* Requisitos do problema
Por favor, transcreva sem alterações a parte da notícia sobre a Petrobras que vai de "O ligeiro recuo" a "só em 2026.".

* Trecho fornecido
········

PETR4: BBI eleva recomendação para Petrobras após queda fraca de ações

O ligeiro recuo nos papéis da Petrobras (PETR4; PETR3) nas últimas semanas, acompanhando queda nos preços do petróleo, foi o suficiente para que analistas do Bradesco BBI elevassem sua recomendação para a petroleira, de Neutral (neutro, em português) para Outperform (performance acima do esperado, equivalente a compra).
Os papéis da companhia caíram 0,59% na semana passada, contra os 39% de valorização que acumulam só em 2026.
Em relatório publicado nesta sexta (28), os analistas Vicente Falanga, Gustavo Sadka e Leandro Neto afirmam que o desempenho operacional superior ao esperado em termos de crescimento de produção criou assimetria positiva para o papel. Em resumo, os preços dos papéis estariam baixos demais para o que a companhia oferece no momento, daí a mudança de recomendação. A estimativa de retorno, neste contexto, seria de 25% até o fim de 2027.

········

* Registros fornecidos
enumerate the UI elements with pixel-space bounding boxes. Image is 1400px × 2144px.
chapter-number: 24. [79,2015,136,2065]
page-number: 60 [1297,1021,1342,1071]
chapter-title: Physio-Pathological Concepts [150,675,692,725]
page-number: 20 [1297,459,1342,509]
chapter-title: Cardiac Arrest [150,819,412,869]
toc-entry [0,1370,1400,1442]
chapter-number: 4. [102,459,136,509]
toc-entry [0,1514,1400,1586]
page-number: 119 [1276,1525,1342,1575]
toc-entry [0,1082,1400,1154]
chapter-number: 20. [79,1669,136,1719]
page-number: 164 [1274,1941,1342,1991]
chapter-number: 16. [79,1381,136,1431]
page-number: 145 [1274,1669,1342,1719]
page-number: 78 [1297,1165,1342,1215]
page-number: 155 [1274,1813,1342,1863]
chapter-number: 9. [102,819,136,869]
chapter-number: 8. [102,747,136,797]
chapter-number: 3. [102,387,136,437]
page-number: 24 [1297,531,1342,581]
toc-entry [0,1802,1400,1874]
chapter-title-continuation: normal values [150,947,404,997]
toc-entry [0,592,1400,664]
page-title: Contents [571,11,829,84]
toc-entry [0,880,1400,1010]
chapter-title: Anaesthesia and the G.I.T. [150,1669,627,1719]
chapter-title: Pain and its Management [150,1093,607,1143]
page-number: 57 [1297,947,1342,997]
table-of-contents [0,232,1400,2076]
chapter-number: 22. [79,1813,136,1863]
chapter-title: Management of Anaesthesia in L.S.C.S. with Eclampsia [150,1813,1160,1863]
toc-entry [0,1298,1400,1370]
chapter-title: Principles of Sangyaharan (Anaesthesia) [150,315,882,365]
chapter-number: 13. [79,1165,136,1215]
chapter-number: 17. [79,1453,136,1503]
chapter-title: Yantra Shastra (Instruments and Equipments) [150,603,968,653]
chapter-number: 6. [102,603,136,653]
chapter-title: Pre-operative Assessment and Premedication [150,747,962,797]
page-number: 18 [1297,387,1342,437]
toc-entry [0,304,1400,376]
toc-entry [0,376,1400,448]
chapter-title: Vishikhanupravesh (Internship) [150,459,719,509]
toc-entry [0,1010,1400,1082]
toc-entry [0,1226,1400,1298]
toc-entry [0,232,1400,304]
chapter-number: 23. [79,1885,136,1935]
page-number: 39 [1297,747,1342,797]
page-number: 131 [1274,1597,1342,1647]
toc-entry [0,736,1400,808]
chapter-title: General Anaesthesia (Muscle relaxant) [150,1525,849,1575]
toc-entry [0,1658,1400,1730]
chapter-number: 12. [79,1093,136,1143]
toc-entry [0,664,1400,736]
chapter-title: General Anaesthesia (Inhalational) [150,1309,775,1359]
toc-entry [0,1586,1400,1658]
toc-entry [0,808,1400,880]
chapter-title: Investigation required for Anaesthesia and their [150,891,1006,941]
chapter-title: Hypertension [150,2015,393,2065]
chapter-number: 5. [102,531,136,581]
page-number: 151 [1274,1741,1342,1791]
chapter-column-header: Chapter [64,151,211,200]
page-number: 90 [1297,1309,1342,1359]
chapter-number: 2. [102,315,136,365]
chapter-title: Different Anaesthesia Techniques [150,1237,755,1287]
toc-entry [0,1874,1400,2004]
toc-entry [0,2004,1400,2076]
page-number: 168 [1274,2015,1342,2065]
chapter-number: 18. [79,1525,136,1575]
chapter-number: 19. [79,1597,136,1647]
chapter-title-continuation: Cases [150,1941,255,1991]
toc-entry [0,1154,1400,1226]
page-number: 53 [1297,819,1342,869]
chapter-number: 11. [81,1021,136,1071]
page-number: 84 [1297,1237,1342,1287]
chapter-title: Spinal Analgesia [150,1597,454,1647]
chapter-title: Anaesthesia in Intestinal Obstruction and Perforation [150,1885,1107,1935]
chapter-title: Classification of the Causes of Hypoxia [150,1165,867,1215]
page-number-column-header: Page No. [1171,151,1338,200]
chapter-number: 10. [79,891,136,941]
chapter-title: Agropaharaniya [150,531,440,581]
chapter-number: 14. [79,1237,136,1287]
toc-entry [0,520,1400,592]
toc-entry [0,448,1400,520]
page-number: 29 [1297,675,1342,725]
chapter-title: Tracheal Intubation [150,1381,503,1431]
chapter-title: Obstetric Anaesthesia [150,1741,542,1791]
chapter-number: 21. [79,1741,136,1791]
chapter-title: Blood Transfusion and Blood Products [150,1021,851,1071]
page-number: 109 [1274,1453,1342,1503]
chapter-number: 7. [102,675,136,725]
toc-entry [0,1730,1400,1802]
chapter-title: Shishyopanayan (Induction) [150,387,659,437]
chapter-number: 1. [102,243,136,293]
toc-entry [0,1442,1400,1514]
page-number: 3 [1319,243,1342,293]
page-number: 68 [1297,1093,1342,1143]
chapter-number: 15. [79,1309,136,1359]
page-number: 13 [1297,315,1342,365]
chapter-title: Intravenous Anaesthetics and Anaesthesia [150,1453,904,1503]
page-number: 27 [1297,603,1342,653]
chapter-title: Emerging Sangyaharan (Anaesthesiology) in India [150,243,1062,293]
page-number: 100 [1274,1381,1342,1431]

········

* Solução do exercício
O ligeiro recuo nos papéis da Petrobras (PETR4; PETR3) nas últimas semanas, acompanhando queda nos preços do petróleo, foi o suficiente para que analistas do Bradesco BBI elevassem sua recomendação para a petroleira, de Neutral (neutro, em português) para Outperform (performance acima do esperado, equivalente a compra).
Os papéis da companhia caíram 0,59% na semana passada, contra os 39% de valorização que acumulam só em 2026.